*Exercise objective*
Search the listing below for "text". Copy each matching line.

[Recorded data]
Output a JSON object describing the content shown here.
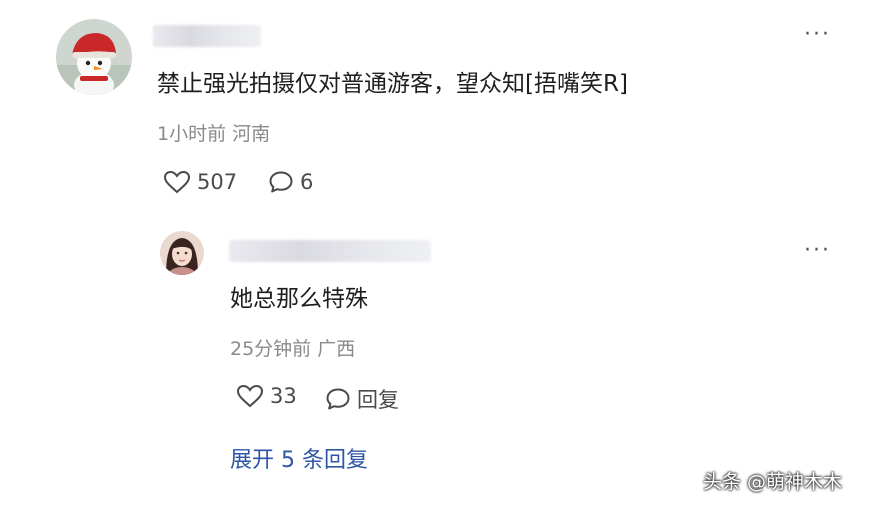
{
  "comment": {
    "text": "禁止强光拍摄仅对普通游客，望众知[捂嘴笑R]",
    "time": "1小时前",
    "location": "河南",
    "likes": "507",
    "replies": "6",
    "more": "···"
  },
  "reply": {
    "text": "她总那么特殊",
    "time": "25分钟前",
    "location": "广西",
    "likes": "33",
    "reply_label": "回复",
    "more": "···"
  },
  "expand_label": "展开 5 条回复",
  "watermark": "头条 @萌神木木",
  "colors": {
    "link": "#2f56a6",
    "meta": "#8a8a8a",
    "text": "#1e1e1e"
  },
  "icons": [
    "heart-icon",
    "comment-bubble-icon",
    "more-dots-icon",
    "snowman-avatar",
    "user-avatar"
  ]
}
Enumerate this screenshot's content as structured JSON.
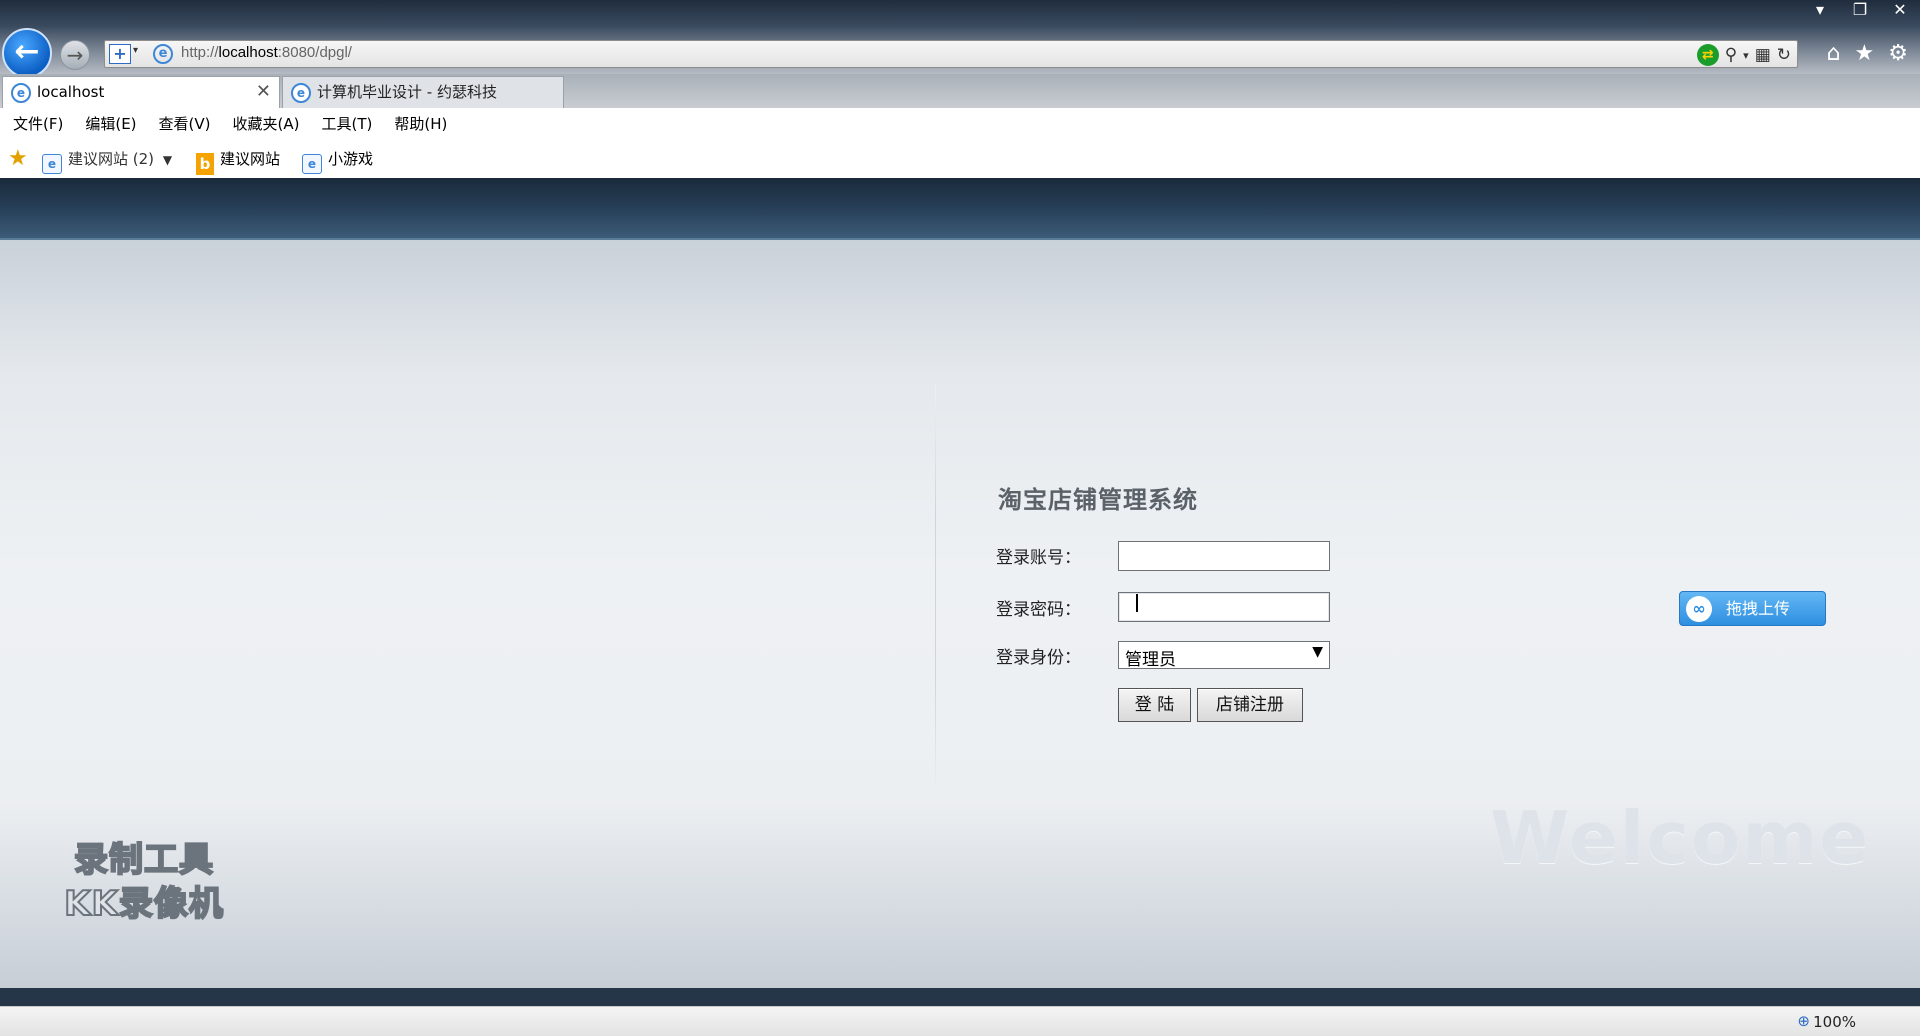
{
  "browser": {
    "window_controls": [
      "▾",
      "❐",
      "✕"
    ],
    "url_prefix": "http://",
    "url_host": "localhost",
    "url_rest": ":8080/dpgl/",
    "tabs": [
      {
        "label": "localhost",
        "close": "✕"
      },
      {
        "label": "计算机毕业设计 - 约瑟科技"
      }
    ],
    "menu": [
      "文件(F)",
      "编辑(E)",
      "查看(V)",
      "收藏夹(A)",
      "工具(T)",
      "帮助(H)"
    ],
    "favorites": [
      {
        "label": "建议网站 (2)",
        "icon": "ie-page-icon"
      },
      {
        "label": "建议网站",
        "icon": "bing-icon"
      },
      {
        "label": "小游戏",
        "icon": "ie-page-icon"
      }
    ],
    "zoom": "100%"
  },
  "login": {
    "title": "淘宝店铺管理系统",
    "account_label": "登录账号：",
    "password_label": "登录密码：",
    "role_label": "登录身份：",
    "role_value": "管理员",
    "login_button": "登 陆",
    "register_button": "店铺注册"
  },
  "overlays": {
    "upload_label": "拖拽上传",
    "welcome": "Welcome",
    "recorder_line1": "录制工具",
    "recorder_line2": "KK录像机"
  }
}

*Response*
    "text": "禁止强光拍摄仅对普通游客，望众知[捂嘴笑R]",
    "text": "她总那么特殊",
    "text": "#1e1e1e"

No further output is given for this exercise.